**Input rows:**
○ ○ ○ ○ ○

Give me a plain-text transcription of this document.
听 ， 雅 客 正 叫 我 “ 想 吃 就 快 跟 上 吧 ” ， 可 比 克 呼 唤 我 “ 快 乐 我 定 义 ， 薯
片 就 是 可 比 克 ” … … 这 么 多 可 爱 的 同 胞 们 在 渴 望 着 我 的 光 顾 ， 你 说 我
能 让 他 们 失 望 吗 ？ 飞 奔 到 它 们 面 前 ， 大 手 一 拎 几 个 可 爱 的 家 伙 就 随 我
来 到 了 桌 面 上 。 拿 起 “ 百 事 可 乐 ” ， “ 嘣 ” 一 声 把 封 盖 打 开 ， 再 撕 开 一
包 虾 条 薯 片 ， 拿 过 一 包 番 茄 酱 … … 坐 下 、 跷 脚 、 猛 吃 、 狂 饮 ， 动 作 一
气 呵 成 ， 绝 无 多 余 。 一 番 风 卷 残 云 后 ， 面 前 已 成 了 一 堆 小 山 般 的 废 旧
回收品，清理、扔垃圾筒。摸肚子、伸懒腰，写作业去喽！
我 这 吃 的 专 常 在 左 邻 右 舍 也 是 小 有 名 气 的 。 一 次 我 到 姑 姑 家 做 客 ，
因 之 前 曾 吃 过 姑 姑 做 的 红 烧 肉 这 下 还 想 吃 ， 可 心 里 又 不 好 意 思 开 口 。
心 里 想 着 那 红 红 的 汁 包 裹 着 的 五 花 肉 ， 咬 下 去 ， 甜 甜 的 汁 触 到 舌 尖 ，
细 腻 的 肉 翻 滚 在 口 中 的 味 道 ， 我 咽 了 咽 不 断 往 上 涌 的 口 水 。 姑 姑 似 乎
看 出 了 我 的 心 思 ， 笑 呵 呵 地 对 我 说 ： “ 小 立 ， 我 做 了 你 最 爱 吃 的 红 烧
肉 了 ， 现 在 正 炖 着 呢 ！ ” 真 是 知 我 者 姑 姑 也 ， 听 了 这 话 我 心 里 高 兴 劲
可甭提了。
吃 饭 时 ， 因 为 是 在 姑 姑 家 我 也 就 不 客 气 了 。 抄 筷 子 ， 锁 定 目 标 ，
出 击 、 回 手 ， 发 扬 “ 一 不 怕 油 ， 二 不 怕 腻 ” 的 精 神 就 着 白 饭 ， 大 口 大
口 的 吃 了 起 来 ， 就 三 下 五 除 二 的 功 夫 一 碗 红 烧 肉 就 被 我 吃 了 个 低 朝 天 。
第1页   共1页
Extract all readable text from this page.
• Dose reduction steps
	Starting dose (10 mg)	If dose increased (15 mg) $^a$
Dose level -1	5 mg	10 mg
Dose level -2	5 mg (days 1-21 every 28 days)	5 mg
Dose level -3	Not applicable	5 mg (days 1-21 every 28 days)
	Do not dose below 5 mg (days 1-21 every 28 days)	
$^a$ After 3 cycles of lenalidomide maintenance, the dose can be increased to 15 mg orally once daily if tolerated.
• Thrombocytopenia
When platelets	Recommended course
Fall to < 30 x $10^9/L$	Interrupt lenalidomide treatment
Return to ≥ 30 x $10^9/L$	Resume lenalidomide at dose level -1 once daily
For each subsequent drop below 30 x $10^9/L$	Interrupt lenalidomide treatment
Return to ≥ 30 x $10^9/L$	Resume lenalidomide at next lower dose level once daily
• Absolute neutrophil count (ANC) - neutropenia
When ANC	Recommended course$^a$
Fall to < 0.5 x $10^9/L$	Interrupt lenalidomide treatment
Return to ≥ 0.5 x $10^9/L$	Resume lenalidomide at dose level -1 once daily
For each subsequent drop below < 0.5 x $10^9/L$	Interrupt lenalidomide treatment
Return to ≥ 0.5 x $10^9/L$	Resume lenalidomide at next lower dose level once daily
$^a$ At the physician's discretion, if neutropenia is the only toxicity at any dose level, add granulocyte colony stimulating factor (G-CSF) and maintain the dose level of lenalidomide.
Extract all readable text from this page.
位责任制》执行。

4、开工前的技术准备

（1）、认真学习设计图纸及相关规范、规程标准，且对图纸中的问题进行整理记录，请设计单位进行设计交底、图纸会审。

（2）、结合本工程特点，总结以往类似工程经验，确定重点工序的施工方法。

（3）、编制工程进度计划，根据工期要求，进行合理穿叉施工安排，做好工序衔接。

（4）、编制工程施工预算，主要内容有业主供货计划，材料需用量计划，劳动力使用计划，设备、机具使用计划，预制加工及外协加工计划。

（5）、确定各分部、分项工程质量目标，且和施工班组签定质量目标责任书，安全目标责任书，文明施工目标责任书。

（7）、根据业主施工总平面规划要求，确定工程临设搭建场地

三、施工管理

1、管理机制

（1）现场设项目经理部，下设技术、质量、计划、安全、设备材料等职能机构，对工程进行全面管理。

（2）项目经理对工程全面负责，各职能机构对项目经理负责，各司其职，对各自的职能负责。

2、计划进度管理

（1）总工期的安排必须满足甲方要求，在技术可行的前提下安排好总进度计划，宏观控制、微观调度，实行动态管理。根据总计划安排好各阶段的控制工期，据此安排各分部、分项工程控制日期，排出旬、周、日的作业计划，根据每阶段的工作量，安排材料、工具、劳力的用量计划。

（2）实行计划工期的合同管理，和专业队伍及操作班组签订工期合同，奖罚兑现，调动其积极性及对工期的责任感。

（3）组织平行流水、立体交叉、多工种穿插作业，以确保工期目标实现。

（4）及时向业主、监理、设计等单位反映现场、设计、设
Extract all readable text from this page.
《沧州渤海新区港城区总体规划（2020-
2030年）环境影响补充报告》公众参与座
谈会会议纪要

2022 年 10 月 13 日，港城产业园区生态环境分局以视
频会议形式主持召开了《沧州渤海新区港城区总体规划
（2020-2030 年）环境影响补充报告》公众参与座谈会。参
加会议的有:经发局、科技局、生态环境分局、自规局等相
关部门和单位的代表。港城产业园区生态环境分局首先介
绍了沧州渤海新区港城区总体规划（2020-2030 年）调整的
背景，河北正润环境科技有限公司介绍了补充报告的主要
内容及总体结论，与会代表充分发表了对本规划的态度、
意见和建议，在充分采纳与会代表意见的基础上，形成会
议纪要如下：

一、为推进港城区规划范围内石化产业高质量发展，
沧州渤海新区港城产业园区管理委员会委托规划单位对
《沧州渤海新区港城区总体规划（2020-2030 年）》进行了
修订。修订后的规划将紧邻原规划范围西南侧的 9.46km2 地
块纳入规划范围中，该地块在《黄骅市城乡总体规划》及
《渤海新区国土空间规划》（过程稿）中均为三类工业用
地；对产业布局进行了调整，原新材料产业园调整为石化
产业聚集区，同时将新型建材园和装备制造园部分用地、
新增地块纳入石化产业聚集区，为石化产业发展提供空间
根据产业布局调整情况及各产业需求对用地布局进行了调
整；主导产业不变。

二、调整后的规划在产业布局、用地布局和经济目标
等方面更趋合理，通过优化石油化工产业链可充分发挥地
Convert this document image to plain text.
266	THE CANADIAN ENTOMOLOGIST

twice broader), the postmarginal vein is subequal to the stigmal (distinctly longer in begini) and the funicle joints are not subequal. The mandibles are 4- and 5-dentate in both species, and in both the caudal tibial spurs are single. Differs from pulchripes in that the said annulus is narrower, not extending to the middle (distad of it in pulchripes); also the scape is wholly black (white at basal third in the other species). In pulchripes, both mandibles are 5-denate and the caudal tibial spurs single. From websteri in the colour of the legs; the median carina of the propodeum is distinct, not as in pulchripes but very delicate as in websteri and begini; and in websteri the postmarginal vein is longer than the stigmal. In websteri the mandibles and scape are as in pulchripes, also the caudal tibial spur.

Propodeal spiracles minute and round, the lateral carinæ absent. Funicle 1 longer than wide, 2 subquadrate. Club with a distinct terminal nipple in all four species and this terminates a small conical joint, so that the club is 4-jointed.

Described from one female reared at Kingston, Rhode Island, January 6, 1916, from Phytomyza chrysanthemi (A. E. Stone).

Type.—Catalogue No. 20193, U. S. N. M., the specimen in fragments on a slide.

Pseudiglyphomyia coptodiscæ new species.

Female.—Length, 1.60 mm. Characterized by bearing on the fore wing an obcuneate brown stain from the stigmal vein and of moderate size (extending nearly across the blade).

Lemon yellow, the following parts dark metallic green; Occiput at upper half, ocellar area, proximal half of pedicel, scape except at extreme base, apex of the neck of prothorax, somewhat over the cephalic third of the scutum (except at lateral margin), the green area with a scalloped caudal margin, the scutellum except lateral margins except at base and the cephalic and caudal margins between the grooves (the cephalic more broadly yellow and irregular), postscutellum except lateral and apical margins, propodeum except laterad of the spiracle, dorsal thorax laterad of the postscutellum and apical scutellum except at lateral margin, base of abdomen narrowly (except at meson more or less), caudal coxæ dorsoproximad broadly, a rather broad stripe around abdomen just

○ ○ ○ ○ ○

**Job:**
Find each line holding the word "increased" and copy it.

**Complete answer:**
	Starting dose (10 mg)	If dose increased (15 mg) $^a$
$^a$ After 3 cycles of lenalidomide maintenance, the dose can be increased to 15 mg orally once daily if tolerated.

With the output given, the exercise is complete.